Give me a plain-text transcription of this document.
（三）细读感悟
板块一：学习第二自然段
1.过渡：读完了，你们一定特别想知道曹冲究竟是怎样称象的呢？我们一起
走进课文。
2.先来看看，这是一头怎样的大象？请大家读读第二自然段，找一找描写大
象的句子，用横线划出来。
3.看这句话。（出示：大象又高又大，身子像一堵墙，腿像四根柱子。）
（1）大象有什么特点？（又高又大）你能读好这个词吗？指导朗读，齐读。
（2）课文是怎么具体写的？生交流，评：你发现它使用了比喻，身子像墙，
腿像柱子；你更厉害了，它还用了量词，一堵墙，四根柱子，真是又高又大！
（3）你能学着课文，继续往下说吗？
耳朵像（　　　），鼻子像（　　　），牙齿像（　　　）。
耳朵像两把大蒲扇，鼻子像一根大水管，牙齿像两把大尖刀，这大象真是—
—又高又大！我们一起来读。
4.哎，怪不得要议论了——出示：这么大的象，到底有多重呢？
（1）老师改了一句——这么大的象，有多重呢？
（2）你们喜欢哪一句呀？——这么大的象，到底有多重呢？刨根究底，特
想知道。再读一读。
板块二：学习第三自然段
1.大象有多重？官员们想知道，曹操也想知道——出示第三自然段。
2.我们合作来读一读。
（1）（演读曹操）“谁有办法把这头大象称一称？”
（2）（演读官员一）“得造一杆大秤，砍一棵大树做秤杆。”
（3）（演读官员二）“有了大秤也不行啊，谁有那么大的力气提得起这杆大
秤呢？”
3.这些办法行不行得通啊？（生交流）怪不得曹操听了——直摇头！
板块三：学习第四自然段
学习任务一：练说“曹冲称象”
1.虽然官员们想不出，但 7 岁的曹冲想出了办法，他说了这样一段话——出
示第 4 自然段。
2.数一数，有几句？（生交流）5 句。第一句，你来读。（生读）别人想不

○ ○ ○

#### [EXERCISE REQUIREMENTS]
Identify all lines in the records above with the word "这么大的象".

#### [REPLY]
4.哎，怪不得要议论了——出示：这么大的象，到底有多重呢？
（1）老师改了一句——这么大的象，有多重呢？
（2）你们喜欢哪一句呀？——这么大的象，到底有多重呢？刨根究底，特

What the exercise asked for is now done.